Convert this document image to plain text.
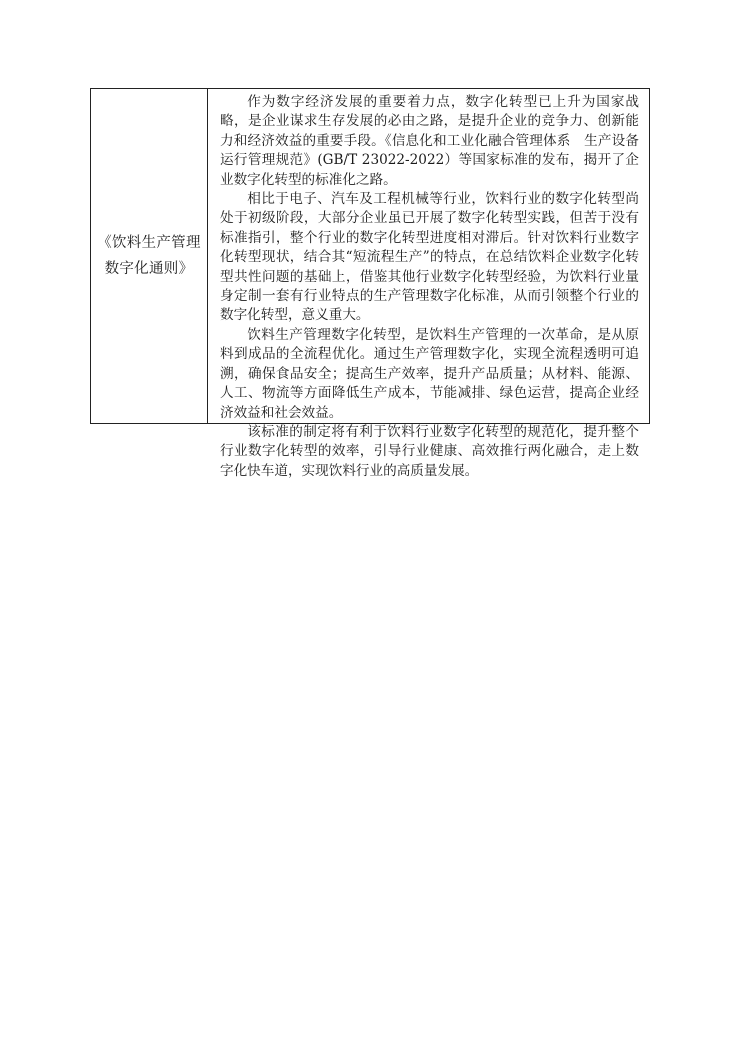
《饮料生产管理
数字化通则》

作为数字经济发展的重要着力点，数字化转型已上升为国家战略，是企业谋求生存发展的必由之路，是提升企业的竞争力、创新能力和经济效益的重要手段。《信息化和工业化融合管理体系　生产设备运行管理规范》(GB/T 23022-2022）等国家标准的发布，揭开了企业数字化转型的标准化之路。

相比于电子、汽车及工程机械等行业，饮料行业的数字化转型尚处于初级阶段，大部分企业虽已开展了数字化转型实践，但苦于没有标准指引，整个行业的数字化转型进度相对滞后。针对饮料行业数字化转型现状，结合其“短流程生产”的特点，在总结饮料企业数字化转型共性问题的基础上，借鉴其他行业数字化转型经验，为饮料行业量身定制一套有行业特点的生产管理数字化标准，从而引领整个行业的数字化转型，意义重大。

饮料生产管理数字化转型，是饮料生产管理的一次革命，是从原料到成品的全流程优化。通过生产管理数字化，实现全流程透明可追溯，确保食品安全；提高生产效率，提升产品质量；从材料、能源、人工、物流等方面降低生产成本，节能减排、绿色运营，提高企业经济效益和社会效益。

该标准的制定将有利于饮料行业数字化转型的规范化，提升整个行业数字化转型的效率，引导行业健康、高效推行两化融合，走上数字化快车道，实现饮料行业的高质量发展。
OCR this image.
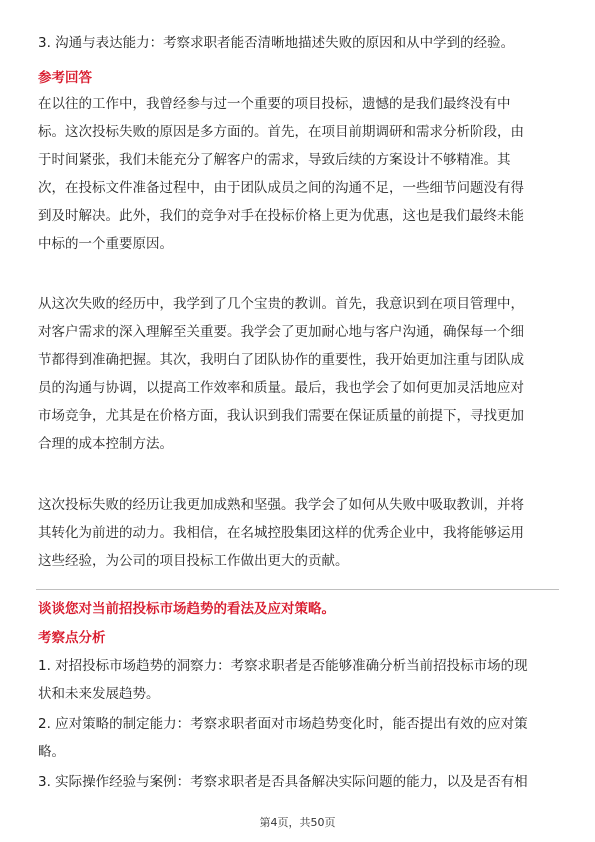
3. 沟通与表达能力：考察求职者能否清晰地描述失败的原因和从中学到的经验。
参考回答
在以往的工作中，我曾经参与过一个重要的项目投标，遗憾的是我们最终没有中
标。这次投标失败的原因是多方面的。首先，在项目前期调研和需求分析阶段，由
于时间紧张，我们未能充分了解客户的需求，导致后续的方案设计不够精准。其
次，在投标文件准备过程中，由于团队成员之间的沟通不足，一些细节问题没有得
到及时解决。此外，我们的竞争对手在投标价格上更为优惠，这也是我们最终未能
中标的一个重要原因。
从这次失败的经历中，我学到了几个宝贵的教训。首先，我意识到在项目管理中，
对客户需求的深入理解至关重要。我学会了更加耐心地与客户沟通，确保每一个细
节都得到准确把握。其次，我明白了团队协作的重要性，我开始更加注重与团队成
员的沟通与协调，以提高工作效率和质量。最后，我也学会了如何更加灵活地应对
市场竞争，尤其是在价格方面，我认识到我们需要在保证质量的前提下，寻找更加
合理的成本控制方法。
这次投标失败的经历让我更加成熟和坚强。我学会了如何从失败中吸取教训，并将
其转化为前进的动力。我相信，在名城控股集团这样的优秀企业中，我将能够运用
这些经验，为公司的项目投标工作做出更大的贡献。
谈谈您对当前招投标市场趋势的看法及应对策略。
考察点分析
1. 对招投标市场趋势的洞察力：考察求职者是否能够准确分析当前招投标市场的现
状和未来发展趋势。
2. 应对策略的制定能力：考察求职者面对市场趋势变化时，能否提出有效的应对策
略。
3. 实际操作经验与案例：考察求职者是否具备解决实际问题的能力，以及是否有相
第4页，共50页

WRITTEN INSTRUCTION. Using the data above, print every line exactly, omitting pictures.

COMPLETED EXERCISE.
Convert this document image to plain text.
《饮料生产管理
数字化通则》

作为数字经济发展的重要着力点，数字化转型已上升为国家战略，是企业谋求生存发展的必由之路，是提升企业的竞争力、创新能力和经济效益的重要手段。《信息化和工业化融合管理体系　生产设备运行管理规范》(GB/T 23022-2022）等国家标准的发布，揭开了企业数字化转型的标准化之路。

相比于电子、汽车及工程机械等行业，饮料行业的数字化转型尚处于初级阶段，大部分企业虽已开展了数字化转型实践，但苦于没有标准指引，整个行业的数字化转型进度相对滞后。针对饮料行业数字化转型现状，结合其“短流程生产”的特点，在总结饮料企业数字化转型共性问题的基础上，借鉴其他行业数字化转型经验，为饮料行业量身定制一套有行业特点的生产管理数字化标准，从而引领整个行业的数字化转型，意义重大。

饮料生产管理数字化转型，是饮料生产管理的一次革命，是从原料到成品的全流程优化。通过生产管理数字化，实现全流程透明可追溯，确保食品安全；提高生产效率，提升产品质量；从材料、能源、人工、物流等方面降低生产成本，节能减排、绿色运营，提高企业经济效益和社会效益。

该标准的制定将有利于饮料行业数字化转型的规范化，提升整个行业数字化转型的效率，引导行业健康、高效推行两化融合，走上数字化快车道，实现饮料行业的高质量发展。
OCR this image.
3. 沟通与表达能力：考察求职者能否清晰地描述失败的原因和从中学到的经验。
参考回答
在以往的工作中，我曾经参与过一个重要的项目投标，遗憾的是我们最终没有中
标。这次投标失败的原因是多方面的。首先，在项目前期调研和需求分析阶段，由
于时间紧张，我们未能充分了解客户的需求，导致后续的方案设计不够精准。其
次，在投标文件准备过程中，由于团队成员之间的沟通不足，一些细节问题没有得
到及时解决。此外，我们的竞争对手在投标价格上更为优惠，这也是我们最终未能
中标的一个重要原因。
从这次失败的经历中，我学到了几个宝贵的教训。首先，我意识到在项目管理中，
对客户需求的深入理解至关重要。我学会了更加耐心地与客户沟通，确保每一个细
节都得到准确把握。其次，我明白了团队协作的重要性，我开始更加注重与团队成
员的沟通与协调，以提高工作效率和质量。最后，我也学会了如何更加灵活地应对
市场竞争，尤其是在价格方面，我认识到我们需要在保证质量的前提下，寻找更加
合理的成本控制方法。
这次投标失败的经历让我更加成熟和坚强。我学会了如何从失败中吸取教训，并将
其转化为前进的动力。我相信，在名城控股集团这样的优秀企业中，我将能够运用
这些经验，为公司的项目投标工作做出更大的贡献。
谈谈您对当前招投标市场趋势的看法及应对策略。
考察点分析
1. 对招投标市场趋势的洞察力：考察求职者是否能够准确分析当前招投标市场的现
状和未来发展趋势。
2. 应对策略的制定能力：考察求职者面对市场趋势变化时，能否提出有效的应对策
略。
3. 实际操作经验与案例：考察求职者是否具备解决实际问题的能力，以及是否有相
第4页，共50页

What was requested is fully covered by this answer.